**What you have to do**
All of the data below must be repeated exactly.

Saved entries

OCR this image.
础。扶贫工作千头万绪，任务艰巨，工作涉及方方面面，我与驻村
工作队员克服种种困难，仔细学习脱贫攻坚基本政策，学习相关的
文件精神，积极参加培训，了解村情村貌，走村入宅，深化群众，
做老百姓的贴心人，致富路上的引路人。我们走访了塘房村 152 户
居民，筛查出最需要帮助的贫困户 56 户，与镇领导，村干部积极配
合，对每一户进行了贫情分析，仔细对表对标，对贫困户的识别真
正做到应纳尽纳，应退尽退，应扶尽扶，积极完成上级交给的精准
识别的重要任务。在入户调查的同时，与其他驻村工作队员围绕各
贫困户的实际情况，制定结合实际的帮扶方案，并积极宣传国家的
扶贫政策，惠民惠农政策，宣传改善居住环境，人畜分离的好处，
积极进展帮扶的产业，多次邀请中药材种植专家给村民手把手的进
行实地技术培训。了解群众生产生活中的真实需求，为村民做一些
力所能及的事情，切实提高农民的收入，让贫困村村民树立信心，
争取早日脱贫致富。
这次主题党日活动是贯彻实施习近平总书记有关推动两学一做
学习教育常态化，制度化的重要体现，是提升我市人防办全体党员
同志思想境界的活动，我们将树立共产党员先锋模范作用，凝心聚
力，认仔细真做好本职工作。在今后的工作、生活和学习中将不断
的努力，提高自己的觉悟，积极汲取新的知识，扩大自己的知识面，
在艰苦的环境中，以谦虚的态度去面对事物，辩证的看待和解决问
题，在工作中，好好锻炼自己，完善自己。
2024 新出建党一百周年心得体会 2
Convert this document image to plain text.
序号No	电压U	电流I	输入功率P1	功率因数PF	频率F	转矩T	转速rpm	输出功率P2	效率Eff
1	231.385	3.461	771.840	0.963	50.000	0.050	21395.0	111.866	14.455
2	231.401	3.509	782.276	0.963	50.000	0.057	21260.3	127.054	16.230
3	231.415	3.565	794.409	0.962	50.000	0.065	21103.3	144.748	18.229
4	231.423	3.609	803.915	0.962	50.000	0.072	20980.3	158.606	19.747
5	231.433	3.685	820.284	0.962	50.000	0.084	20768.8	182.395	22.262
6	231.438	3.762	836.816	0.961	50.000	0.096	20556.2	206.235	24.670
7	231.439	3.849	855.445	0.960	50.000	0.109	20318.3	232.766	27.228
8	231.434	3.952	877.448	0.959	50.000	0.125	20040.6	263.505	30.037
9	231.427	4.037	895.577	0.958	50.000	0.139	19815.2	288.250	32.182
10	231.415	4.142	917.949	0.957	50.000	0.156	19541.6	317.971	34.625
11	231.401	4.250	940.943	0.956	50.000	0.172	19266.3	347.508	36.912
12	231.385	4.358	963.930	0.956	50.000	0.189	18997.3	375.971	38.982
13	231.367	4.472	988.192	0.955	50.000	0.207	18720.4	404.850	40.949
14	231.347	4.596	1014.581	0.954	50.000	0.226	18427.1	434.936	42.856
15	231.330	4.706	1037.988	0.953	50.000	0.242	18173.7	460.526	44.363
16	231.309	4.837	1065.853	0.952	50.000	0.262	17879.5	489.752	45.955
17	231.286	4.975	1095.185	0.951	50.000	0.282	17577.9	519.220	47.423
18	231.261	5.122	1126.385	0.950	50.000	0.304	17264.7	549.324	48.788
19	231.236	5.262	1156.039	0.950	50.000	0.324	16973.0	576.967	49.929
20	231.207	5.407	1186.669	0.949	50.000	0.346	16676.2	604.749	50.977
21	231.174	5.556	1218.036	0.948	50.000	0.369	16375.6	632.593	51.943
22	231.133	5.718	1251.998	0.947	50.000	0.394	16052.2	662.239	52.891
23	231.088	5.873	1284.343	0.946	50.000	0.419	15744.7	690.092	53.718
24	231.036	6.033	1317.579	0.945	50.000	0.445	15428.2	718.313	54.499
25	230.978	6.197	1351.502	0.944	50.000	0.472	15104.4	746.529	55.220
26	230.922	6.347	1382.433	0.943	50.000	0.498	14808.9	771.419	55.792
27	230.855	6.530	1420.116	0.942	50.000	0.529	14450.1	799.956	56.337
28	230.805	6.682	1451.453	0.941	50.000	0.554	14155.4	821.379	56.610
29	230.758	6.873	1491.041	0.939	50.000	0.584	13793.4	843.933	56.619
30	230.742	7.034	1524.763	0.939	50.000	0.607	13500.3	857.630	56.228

**Result**
OCR this image.
础。扶贫工作千头万绪，任务艰巨，工作涉及方方面面，我与驻村
工作队员克服种种困难，仔细学习脱贫攻坚基本政策，学习相关的
文件精神，积极参加培训，了解村情村貌，走村入宅，深化群众，
做老百姓的贴心人，致富路上的引路人。我们走访了塘房村 152 户
居民，筛查出最需要帮助的贫困户 56 户，与镇领导，村干部积极配
合，对每一户进行了贫情分析，仔细对表对标，对贫困户的识别真
正做到应纳尽纳，应退尽退，应扶尽扶，积极完成上级交给的精准
识别的重要任务。在入户调查的同时，与其他驻村工作队员围绕各
贫困户的实际情况，制定结合实际的帮扶方案，并积极宣传国家的
扶贫政策，惠民惠农政策，宣传改善居住环境，人畜分离的好处，
积极进展帮扶的产业，多次邀请中药材种植专家给村民手把手的进
行实地技术培训。了解群众生产生活中的真实需求，为村民做一些
力所能及的事情，切实提高农民的收入，让贫困村村民树立信心，
争取早日脱贫致富。
这次主题党日活动是贯彻实施习近平总书记有关推动两学一做
学习教育常态化，制度化的重要体现，是提升我市人防办全体党员
同志思想境界的活动，我们将树立共产党员先锋模范作用，凝心聚
力，认仔细真做好本职工作。在今后的工作、生活和学习中将不断
的努力，提高自己的觉悟，积极汲取新的知识，扩大自己的知识面，
在艰苦的环境中，以谦虚的态度去面对事物，辩证的看待和解决问
题，在工作中，好好锻炼自己，完善自己。
2024 新出建党一百周年心得体会 2
Convert this document image to plain text.
序号No	电压U	电流I	输入功率P1	功率因数PF	频率F	转矩T	转速rpm	输出功率P2	效率Eff
1	231.385	3.461	771.840	0.963	50.000	0.050	21395.0	111.866	14.455
2	231.401	3.509	782.276	0.963	50.000	0.057	21260.3	127.054	16.230
3	231.415	3.565	794.409	0.962	50.000	0.065	21103.3	144.748	18.229
4	231.423	3.609	803.915	0.962	50.000	0.072	20980.3	158.606	19.747
5	231.433	3.685	820.284	0.962	50.000	0.084	20768.8	182.395	22.262
6	231.438	3.762	836.816	0.961	50.000	0.096	20556.2	206.235	24.670
7	231.439	3.849	855.445	0.960	50.000	0.109	20318.3	232.766	27.228
8	231.434	3.952	877.448	0.959	50.000	0.125	20040.6	263.505	30.037
9	231.427	4.037	895.577	0.958	50.000	0.139	19815.2	288.250	32.182
10	231.415	4.142	917.949	0.957	50.000	0.156	19541.6	317.971	34.625
11	231.401	4.250	940.943	0.956	50.000	0.172	19266.3	347.508	36.912
12	231.385	4.358	963.930	0.956	50.000	0.189	18997.3	375.971	38.982
13	231.367	4.472	988.192	0.955	50.000	0.207	18720.4	404.850	40.949
14	231.347	4.596	1014.581	0.954	50.000	0.226	18427.1	434.936	42.856
15	231.330	4.706	1037.988	0.953	50.000	0.242	18173.7	460.526	44.363
16	231.309	4.837	1065.853	0.952	50.000	0.262	17879.5	489.752	45.955
17	231.286	4.975	1095.185	0.951	50.000	0.282	17577.9	519.220	47.423
18	231.261	5.122	1126.385	0.950	50.000	0.304	17264.7	549.324	48.788
19	231.236	5.262	1156.039	0.950	50.000	0.324	16973.0	576.967	49.929
20	231.207	5.407	1186.669	0.949	50.000	0.346	16676.2	604.749	50.977
21	231.174	5.556	1218.036	0.948	50.000	0.369	16375.6	632.593	51.943
22	231.133	5.718	1251.998	0.947	50.000	0.394	16052.2	662.239	52.891
23	231.088	5.873	1284.343	0.946	50.000	0.419	15744.7	690.092	53.718
24	231.036	6.033	1317.579	0.945	50.000	0.445	15428.2	718.313	54.499
25	230.978	6.197	1351.502	0.944	50.000	0.472	15104.4	746.529	55.220
26	230.922	6.347	1382.433	0.943	50.000	0.498	14808.9	771.419	55.792
27	230.855	6.530	1420.116	0.942	50.000	0.529	14450.1	799.956	56.337
28	230.805	6.682	1451.453	0.941	50.000	0.554	14155.4	821.379	56.610
29	230.758	6.873	1491.041	0.939	50.000	0.584	13793.4	843.933	56.619
30	230.742	7.034	1524.763	0.939	50.000	0.607	13500.3	857.630	56.228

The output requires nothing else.